**Task prompt:** Print each line of the listing once more, precisely as given.

[Figure content listings]
---+---

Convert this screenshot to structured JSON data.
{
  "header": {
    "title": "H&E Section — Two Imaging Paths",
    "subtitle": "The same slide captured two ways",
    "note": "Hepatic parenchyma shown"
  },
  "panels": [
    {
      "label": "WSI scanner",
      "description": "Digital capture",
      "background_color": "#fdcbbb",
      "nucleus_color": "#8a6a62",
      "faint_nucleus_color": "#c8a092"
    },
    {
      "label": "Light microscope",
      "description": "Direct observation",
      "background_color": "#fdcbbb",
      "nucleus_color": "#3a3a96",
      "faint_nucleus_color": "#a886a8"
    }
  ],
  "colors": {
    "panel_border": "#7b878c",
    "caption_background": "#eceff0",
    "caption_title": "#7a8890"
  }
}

---+---

**Response to the exercise:**
Convert this screenshot to structured JSON data.
{
  "header": {
    "title": "H&E Section — Two Imaging Paths",
    "subtitle": "The same slide captured two ways",
    "note": "Hepatic parenchyma shown"
  },
  "panels": [
    {
      "label": "WSI scanner",
      "description": "Digital capture",
      "background_color": "#fdcbbb",
      "nucleus_color": "#8a6a62",
      "faint_nucleus_color": "#c8a092"
    },
    {
      "label": "Light microscope",
      "description": "Direct observation",
      "background_color": "#fdcbbb",
      "nucleus_color": "#3a3a96",
      "faint_nucleus_color": "#a886a8"
    }
  ],
  "colors": {
    "panel_border": "#7b878c",
    "caption_background": "#eceff0",
    "caption_title": "#7a8890"
  }
}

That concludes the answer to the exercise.